WORK TO COMPLETE:
Look through the material below. Copy each line that contains the string "JSON".

[Records contained in a dataset]
---------------

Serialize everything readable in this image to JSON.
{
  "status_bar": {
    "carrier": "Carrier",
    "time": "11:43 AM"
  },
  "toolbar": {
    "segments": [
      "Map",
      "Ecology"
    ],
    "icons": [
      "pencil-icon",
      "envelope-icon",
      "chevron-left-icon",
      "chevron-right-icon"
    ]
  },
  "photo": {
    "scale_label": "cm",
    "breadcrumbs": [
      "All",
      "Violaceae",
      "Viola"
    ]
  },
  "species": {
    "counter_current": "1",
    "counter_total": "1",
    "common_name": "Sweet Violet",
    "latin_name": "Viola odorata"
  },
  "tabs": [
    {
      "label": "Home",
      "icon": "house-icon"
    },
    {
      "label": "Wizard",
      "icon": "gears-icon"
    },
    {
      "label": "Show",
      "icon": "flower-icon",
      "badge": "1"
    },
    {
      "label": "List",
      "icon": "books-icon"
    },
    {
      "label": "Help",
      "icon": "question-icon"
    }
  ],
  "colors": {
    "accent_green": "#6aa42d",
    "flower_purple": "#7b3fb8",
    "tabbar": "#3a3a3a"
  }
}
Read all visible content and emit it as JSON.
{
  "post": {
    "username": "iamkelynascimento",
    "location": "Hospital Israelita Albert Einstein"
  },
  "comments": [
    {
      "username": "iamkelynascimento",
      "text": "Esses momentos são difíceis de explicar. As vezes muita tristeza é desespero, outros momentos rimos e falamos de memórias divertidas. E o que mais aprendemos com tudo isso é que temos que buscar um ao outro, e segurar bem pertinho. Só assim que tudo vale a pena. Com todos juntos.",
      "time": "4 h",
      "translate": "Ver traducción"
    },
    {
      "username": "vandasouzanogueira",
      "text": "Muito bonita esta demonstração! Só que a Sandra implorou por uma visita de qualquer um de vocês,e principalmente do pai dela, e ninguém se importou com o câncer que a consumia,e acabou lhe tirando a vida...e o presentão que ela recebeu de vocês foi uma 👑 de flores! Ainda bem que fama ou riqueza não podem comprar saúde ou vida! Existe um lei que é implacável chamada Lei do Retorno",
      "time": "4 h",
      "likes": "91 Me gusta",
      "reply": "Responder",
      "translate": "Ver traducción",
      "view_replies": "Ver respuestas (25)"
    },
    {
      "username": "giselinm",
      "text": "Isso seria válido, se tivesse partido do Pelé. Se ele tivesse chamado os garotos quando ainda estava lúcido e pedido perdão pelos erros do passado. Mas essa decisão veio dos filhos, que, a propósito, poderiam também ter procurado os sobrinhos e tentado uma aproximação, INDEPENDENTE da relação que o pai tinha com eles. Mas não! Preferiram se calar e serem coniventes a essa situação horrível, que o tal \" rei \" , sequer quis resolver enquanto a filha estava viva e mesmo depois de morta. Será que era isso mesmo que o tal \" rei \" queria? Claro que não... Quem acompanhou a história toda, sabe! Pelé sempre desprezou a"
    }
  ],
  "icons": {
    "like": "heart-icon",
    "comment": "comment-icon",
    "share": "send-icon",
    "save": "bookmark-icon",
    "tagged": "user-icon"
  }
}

---------------

RESULT FOR THIS TASK:
Serialize everything readable in this image to JSON.
Read all visible content and emit it as JSON.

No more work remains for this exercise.